**What is being asked**
No images are to be carried over; print all other material exactly as it stands.

----------------------------------------

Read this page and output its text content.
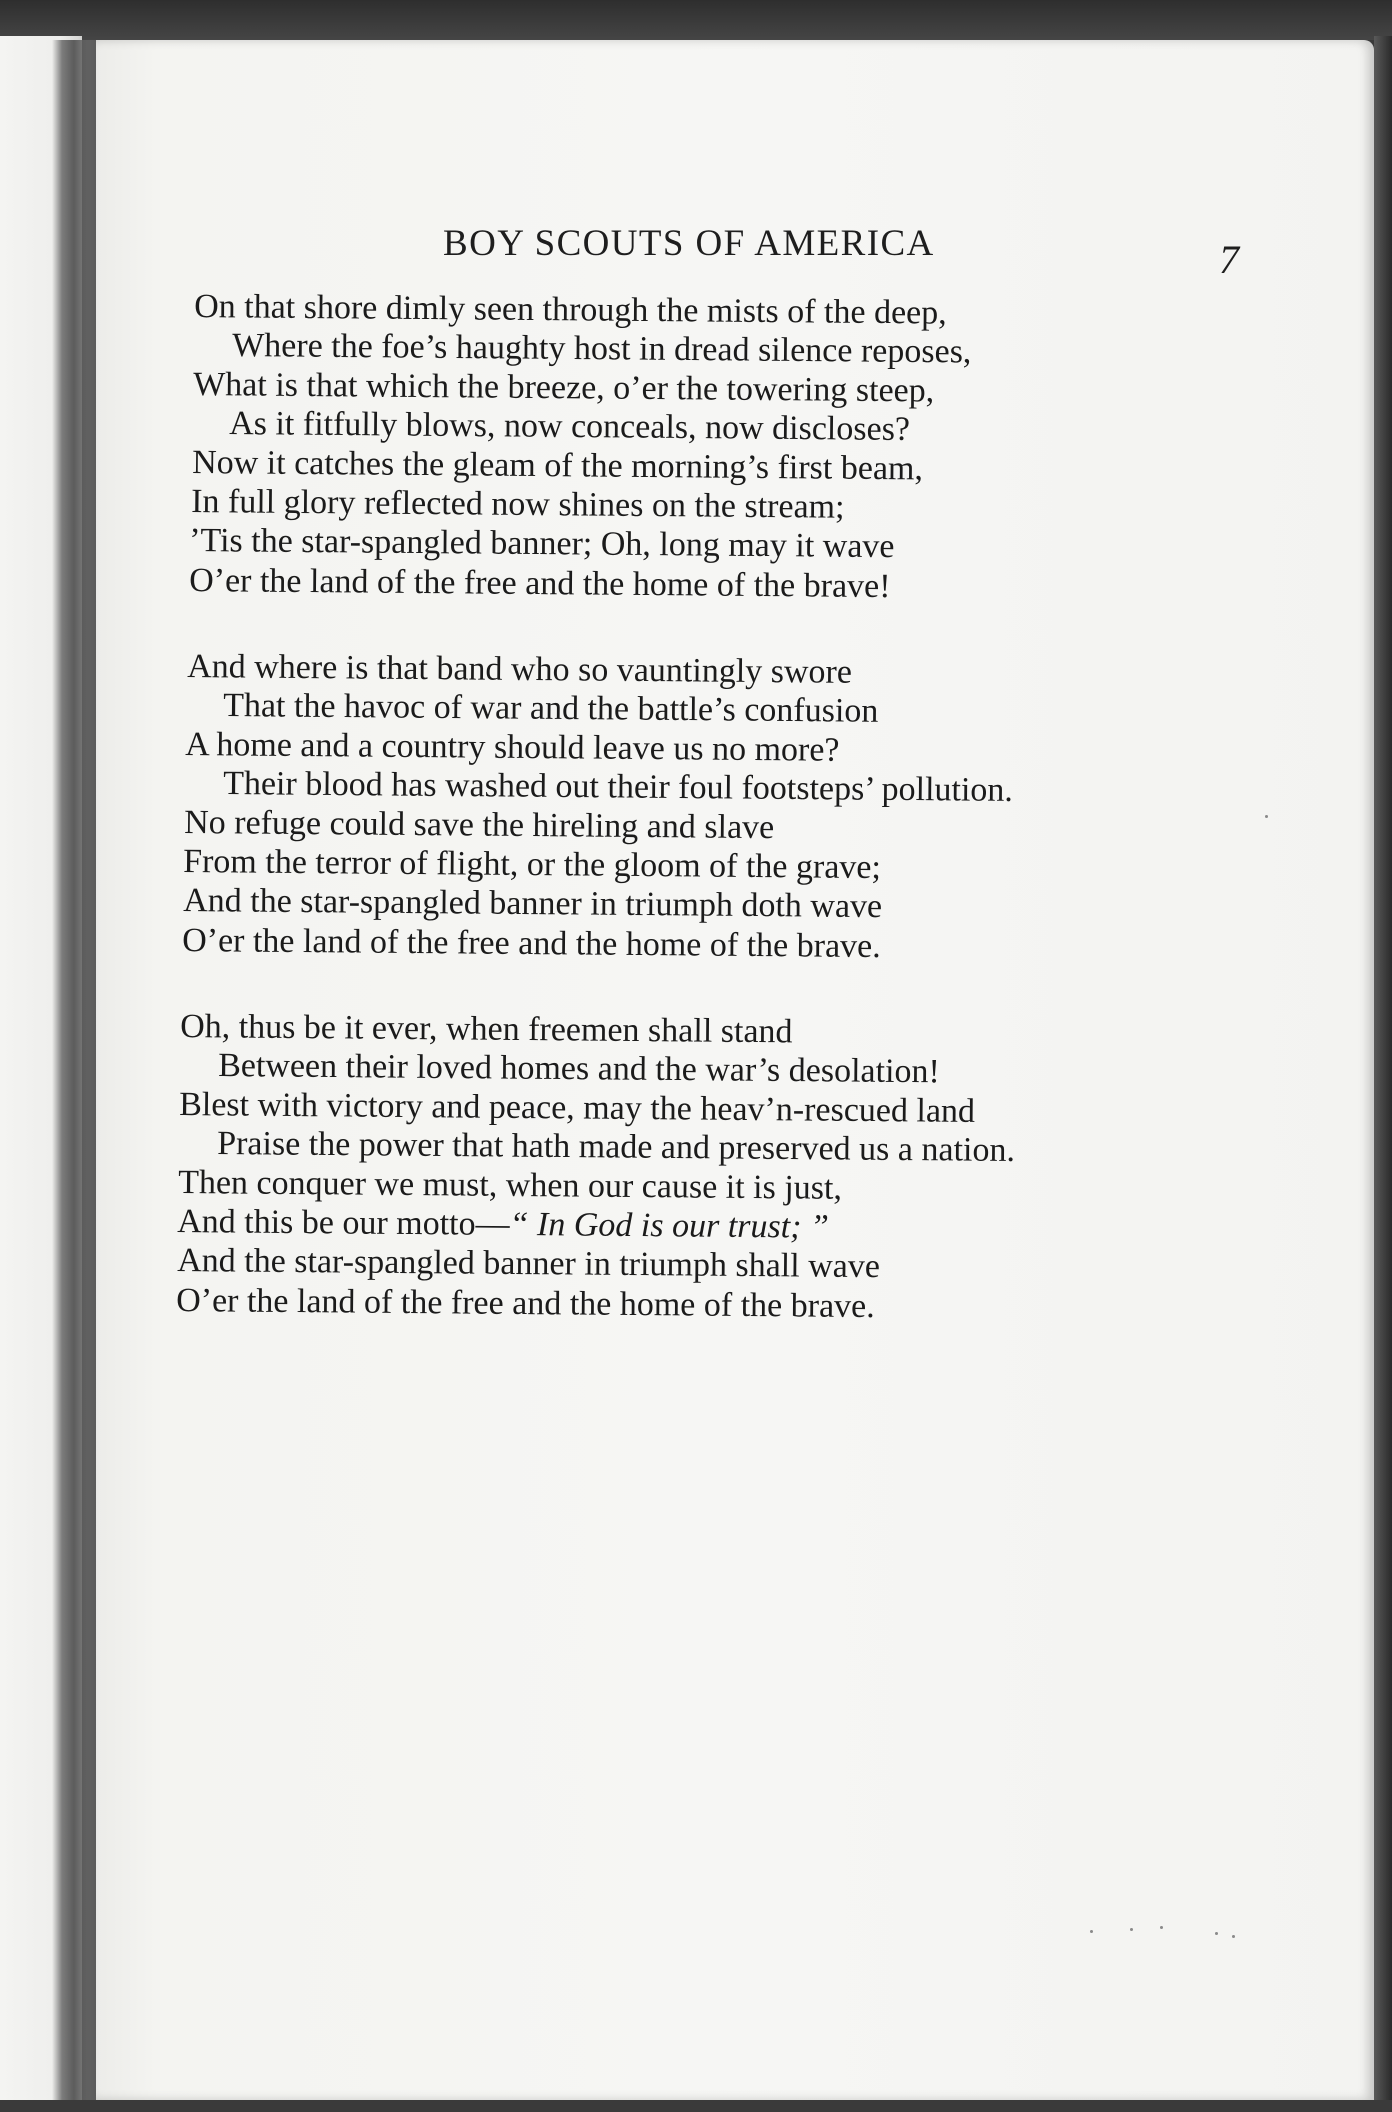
BOY SCOUTS OF AMERICA	7
On that shore dimly seen through the mists of the deep,
Where the foe’s haughty host in dread silence reposes,
What is that which the breeze, o’er the towering steep,
As it fitfully blows, now conceals, now discloses?
Now it catches the gleam of the morning’s first beam,
In full glory reflected now shines on the stream;
’Tis the star-spangled banner; Oh, long may it wave
O’er the land of the free and the home of the brave!
And where is that band who so vauntingly swore
That the havoc of war and the battle’s confusion
A home and a country should leave us no more?
Their blood has washed out their foul footsteps’ pollution.
No refuge could save the hireling and slave
From the terror of flight, or the gloom of the grave;
And the star-spangled banner in triumph doth wave
O’er the land of the free and the home of the brave.
Oh, thus be it ever, when freemen shall stand
Between their loved homes and the war’s desolation!
Blest with victory and peace, may the heav’n-rescued land
Praise the power that hath made and preserved us a nation.
Then conquer we must, when our cause it is just,
And this be our motto—“ In God is our trust; ”
And the star-spangled banner in triumph shall wave
O’er the land of the free and the home of the brave.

----------------------------------------

**Task response**
Read this page and output its text content.
BOY SCOUTS OF AMERICA	7
On that shore dimly seen through the mists of the deep,
Where the foe’s haughty host in dread silence reposes,
What is that which the breeze, o’er the towering steep,
As it fitfully blows, now conceals, now discloses?
Now it catches the gleam of the morning’s first beam,
In full glory reflected now shines on the stream;
’Tis the star-spangled banner; Oh, long may it wave
O’er the land of the free and the home of the brave!
And where is that band who so vauntingly swore
That the havoc of war and the battle’s confusion
A home and a country should leave us no more?
Their blood has washed out their foul footsteps’ pollution.
No refuge could save the hireling and slave
From the terror of flight, or the gloom of the grave;
And the star-spangled banner in triumph doth wave
O’er the land of the free and the home of the brave.
Oh, thus be it ever, when freemen shall stand
Between their loved homes and the war’s desolation!
Blest with victory and peace, may the heav’n-rescued land
Praise the power that hath made and preserved us a nation.
Then conquer we must, when our cause it is just,
And this be our motto—“ In God is our trust; ”
And the star-spangled banner in triumph shall wave
O’er the land of the free and the home of the brave.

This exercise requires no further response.